** BEGIN **
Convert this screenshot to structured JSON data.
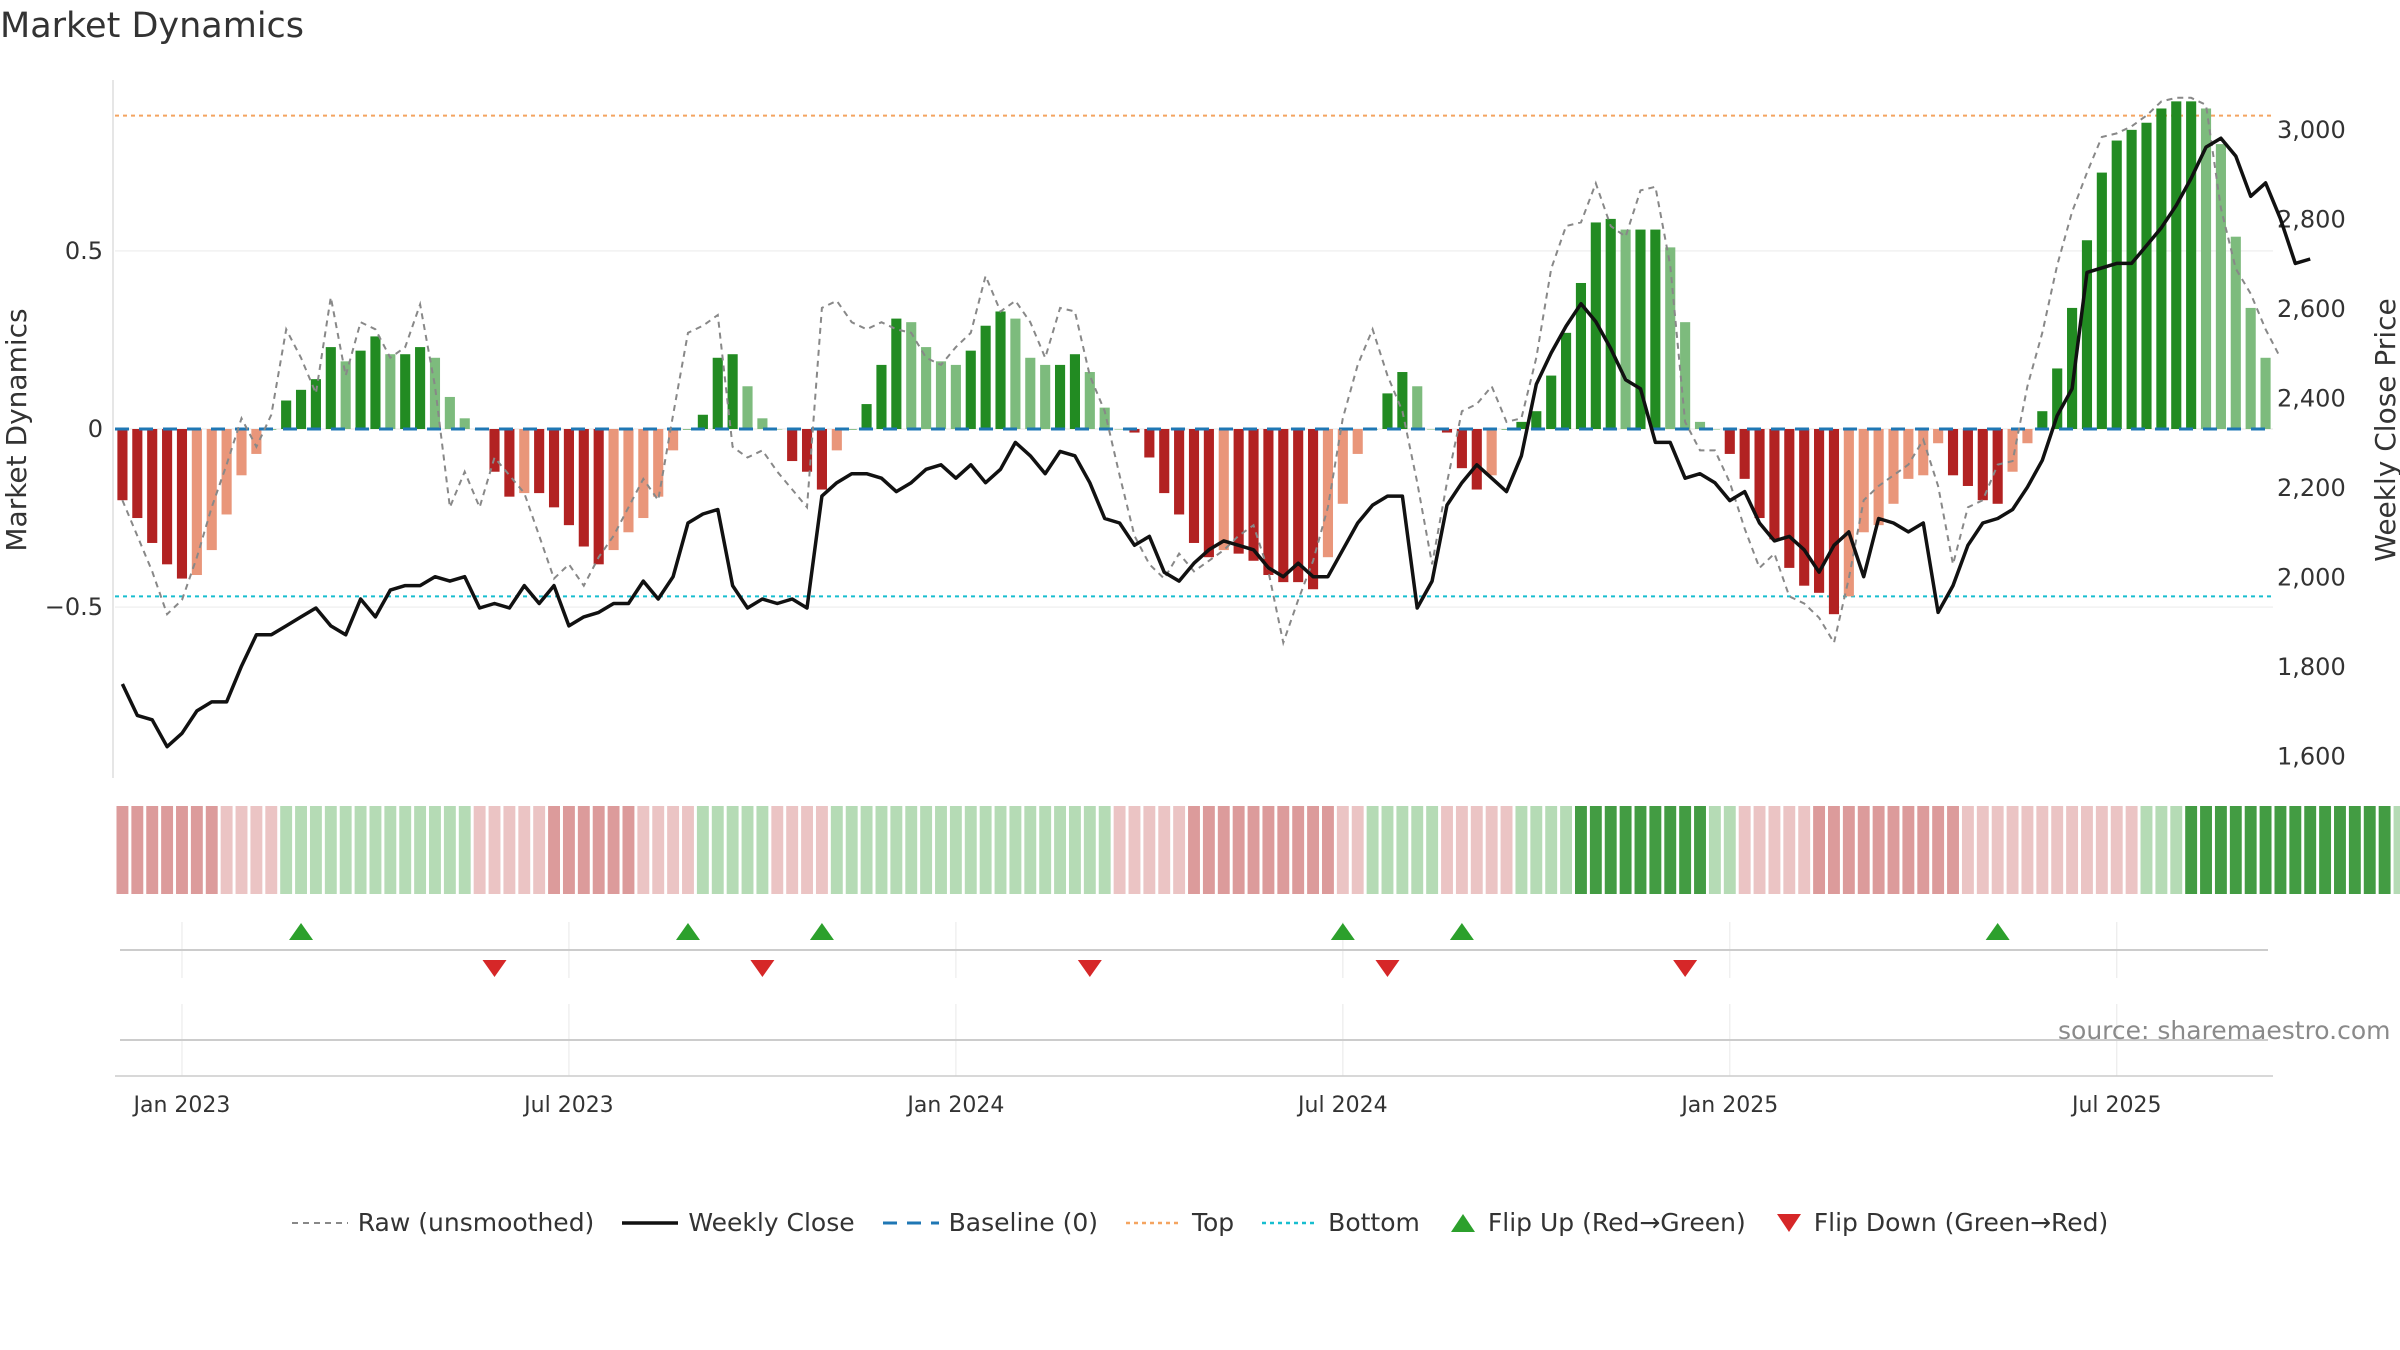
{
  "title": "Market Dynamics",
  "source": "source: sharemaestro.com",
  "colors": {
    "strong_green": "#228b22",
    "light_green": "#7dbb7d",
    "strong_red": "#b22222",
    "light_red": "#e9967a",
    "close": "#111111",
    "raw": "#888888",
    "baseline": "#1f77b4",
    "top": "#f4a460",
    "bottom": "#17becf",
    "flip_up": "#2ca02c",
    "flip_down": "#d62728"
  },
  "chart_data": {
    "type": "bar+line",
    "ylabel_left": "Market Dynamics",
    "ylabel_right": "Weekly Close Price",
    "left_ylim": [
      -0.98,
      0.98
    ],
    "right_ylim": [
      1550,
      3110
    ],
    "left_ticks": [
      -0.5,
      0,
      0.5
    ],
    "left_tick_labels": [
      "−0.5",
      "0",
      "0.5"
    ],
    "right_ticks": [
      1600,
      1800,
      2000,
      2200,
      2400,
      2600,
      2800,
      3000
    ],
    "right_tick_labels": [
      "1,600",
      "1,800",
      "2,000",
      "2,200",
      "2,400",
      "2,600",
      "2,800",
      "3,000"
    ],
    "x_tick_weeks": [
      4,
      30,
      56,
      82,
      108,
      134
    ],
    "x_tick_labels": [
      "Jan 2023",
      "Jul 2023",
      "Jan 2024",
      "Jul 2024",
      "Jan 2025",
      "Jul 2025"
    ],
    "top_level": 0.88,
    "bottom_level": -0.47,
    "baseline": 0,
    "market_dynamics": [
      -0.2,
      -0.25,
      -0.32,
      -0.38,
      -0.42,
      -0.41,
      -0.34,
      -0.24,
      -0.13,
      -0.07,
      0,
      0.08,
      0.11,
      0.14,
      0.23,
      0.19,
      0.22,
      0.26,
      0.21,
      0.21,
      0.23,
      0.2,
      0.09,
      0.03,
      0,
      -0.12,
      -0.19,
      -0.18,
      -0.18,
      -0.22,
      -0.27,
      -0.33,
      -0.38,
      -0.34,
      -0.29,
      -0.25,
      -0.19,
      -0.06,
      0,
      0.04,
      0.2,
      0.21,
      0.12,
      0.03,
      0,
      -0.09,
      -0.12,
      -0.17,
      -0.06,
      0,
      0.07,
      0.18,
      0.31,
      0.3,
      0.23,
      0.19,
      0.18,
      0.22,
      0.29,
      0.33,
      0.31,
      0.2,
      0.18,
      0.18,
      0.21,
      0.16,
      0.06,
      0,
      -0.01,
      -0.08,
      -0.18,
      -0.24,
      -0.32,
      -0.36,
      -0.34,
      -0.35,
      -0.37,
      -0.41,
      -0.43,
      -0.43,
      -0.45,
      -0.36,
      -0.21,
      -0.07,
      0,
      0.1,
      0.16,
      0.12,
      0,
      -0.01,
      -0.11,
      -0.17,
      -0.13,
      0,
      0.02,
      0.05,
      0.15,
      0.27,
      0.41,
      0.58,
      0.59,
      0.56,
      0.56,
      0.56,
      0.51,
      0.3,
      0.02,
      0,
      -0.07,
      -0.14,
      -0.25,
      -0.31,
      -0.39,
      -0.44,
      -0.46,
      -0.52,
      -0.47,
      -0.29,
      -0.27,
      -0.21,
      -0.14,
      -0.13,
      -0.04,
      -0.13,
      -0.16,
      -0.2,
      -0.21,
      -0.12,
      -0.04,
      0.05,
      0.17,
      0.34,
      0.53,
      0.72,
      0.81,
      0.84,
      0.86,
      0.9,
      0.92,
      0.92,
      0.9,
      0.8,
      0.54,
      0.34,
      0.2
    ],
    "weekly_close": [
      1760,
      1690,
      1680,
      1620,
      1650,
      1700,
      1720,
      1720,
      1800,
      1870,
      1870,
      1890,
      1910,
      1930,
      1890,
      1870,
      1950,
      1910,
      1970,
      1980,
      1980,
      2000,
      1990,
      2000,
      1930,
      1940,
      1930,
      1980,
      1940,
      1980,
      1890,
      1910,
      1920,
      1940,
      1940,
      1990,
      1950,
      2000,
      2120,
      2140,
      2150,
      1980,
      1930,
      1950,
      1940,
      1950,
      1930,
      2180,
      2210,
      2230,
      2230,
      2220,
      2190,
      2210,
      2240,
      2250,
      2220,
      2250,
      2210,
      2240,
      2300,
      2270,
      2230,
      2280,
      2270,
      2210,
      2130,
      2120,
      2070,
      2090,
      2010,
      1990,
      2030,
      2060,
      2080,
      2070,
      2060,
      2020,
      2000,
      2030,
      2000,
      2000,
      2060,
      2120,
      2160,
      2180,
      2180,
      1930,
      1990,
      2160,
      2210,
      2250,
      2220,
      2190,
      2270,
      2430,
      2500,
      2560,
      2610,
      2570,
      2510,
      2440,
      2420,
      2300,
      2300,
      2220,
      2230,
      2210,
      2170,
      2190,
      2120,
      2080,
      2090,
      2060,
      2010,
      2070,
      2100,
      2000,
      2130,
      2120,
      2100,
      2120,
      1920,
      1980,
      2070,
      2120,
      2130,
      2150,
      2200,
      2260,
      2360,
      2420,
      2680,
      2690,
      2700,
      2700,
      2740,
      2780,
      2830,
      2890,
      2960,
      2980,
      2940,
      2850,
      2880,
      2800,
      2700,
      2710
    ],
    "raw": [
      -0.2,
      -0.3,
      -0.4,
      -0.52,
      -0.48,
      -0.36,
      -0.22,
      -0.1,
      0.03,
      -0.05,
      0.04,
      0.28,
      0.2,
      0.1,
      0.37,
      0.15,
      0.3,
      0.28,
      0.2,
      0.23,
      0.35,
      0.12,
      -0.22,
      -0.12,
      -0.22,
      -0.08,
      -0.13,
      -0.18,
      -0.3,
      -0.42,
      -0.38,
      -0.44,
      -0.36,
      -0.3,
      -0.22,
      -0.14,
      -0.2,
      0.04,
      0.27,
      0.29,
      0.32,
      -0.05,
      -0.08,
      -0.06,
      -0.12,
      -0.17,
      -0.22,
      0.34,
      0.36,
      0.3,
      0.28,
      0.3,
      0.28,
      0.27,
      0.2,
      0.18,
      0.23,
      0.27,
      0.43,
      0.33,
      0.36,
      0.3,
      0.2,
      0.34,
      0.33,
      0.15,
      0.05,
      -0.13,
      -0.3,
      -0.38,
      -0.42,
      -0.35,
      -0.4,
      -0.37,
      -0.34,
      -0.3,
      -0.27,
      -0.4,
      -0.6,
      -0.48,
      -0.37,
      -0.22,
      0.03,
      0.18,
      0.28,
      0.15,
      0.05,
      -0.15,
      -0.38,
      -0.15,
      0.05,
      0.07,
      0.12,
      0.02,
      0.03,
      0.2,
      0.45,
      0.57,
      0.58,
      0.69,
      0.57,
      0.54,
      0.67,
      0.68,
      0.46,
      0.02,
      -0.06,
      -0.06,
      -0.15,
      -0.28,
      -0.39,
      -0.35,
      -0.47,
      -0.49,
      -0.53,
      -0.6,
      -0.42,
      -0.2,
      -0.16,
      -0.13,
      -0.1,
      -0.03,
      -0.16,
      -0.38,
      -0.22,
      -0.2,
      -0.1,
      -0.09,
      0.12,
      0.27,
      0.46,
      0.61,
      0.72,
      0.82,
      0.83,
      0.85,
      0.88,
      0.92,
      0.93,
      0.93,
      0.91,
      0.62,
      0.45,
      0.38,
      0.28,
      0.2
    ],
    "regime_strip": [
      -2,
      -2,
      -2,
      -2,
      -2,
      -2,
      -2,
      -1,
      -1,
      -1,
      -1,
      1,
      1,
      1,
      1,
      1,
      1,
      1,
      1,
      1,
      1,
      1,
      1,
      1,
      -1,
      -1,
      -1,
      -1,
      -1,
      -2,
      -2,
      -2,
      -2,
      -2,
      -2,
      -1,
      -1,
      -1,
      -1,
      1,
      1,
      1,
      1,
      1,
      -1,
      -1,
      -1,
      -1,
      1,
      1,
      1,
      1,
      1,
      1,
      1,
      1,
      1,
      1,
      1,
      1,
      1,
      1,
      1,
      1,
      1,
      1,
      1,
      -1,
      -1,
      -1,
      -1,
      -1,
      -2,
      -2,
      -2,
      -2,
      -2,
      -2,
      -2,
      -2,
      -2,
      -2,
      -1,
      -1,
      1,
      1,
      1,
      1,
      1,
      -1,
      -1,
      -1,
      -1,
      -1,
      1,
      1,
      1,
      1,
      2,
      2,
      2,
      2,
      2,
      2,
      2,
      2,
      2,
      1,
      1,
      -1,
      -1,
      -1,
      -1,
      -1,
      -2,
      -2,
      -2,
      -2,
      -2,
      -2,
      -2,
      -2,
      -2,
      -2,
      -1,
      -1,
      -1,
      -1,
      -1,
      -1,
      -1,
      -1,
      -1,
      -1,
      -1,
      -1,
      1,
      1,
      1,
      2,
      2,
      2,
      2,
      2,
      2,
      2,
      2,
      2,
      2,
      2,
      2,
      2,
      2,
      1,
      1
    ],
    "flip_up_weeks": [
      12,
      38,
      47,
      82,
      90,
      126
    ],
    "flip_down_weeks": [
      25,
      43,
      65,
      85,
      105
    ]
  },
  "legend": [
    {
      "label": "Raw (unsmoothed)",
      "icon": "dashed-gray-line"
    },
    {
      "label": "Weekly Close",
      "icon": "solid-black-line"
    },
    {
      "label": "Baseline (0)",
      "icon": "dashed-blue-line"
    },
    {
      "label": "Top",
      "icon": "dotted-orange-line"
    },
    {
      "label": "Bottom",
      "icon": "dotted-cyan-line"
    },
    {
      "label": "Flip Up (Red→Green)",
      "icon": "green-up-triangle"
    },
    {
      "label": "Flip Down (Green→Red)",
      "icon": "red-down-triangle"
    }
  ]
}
** END **
** BEGIN **
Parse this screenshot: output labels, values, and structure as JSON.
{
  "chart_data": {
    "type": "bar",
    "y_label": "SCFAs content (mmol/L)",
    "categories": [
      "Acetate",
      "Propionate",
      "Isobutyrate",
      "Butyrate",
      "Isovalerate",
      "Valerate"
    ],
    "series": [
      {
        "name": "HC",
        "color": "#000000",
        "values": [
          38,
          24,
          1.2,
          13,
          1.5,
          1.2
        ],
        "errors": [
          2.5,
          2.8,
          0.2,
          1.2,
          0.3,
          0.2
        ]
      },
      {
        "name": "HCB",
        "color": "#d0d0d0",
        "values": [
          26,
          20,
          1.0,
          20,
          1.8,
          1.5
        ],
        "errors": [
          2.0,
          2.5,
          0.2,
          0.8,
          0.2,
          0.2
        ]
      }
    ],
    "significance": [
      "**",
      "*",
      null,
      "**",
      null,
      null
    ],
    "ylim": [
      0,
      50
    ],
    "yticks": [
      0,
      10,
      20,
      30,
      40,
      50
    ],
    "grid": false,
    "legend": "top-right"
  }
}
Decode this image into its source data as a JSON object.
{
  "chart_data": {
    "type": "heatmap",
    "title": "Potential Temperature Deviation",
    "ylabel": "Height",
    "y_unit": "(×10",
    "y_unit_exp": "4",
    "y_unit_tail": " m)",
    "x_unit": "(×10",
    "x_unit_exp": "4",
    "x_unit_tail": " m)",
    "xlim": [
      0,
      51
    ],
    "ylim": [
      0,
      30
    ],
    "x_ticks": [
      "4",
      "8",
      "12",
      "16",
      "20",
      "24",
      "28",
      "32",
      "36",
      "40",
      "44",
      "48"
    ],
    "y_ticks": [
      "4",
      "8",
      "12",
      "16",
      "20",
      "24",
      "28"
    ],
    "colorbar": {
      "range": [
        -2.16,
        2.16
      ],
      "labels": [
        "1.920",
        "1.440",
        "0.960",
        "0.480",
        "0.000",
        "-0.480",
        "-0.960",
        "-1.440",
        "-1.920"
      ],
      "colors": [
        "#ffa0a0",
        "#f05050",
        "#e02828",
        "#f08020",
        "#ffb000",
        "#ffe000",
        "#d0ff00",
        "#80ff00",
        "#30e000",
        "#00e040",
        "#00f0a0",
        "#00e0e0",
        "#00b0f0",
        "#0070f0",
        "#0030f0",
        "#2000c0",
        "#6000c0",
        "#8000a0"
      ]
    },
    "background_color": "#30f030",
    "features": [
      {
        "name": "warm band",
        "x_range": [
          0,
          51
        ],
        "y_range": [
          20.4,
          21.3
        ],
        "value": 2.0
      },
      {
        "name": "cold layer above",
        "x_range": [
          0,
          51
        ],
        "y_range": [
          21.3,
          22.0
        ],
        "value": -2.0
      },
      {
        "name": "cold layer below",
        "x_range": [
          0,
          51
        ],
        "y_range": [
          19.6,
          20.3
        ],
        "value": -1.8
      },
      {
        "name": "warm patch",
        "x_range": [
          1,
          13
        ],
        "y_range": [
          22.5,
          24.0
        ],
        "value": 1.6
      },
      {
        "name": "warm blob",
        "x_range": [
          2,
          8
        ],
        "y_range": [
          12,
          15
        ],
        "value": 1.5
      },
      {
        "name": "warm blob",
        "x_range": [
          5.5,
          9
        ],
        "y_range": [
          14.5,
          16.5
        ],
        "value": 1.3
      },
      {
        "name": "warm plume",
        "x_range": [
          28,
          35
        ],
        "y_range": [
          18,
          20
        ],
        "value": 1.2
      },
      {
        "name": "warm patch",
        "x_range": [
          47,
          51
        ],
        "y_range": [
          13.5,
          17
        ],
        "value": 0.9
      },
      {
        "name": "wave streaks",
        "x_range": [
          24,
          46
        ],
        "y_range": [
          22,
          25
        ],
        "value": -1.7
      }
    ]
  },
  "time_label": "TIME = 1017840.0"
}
** END **
Where a line contains "title", copy that line.

  "title": "Market Dynamics",
    "title": "Potential Temperature Deviation",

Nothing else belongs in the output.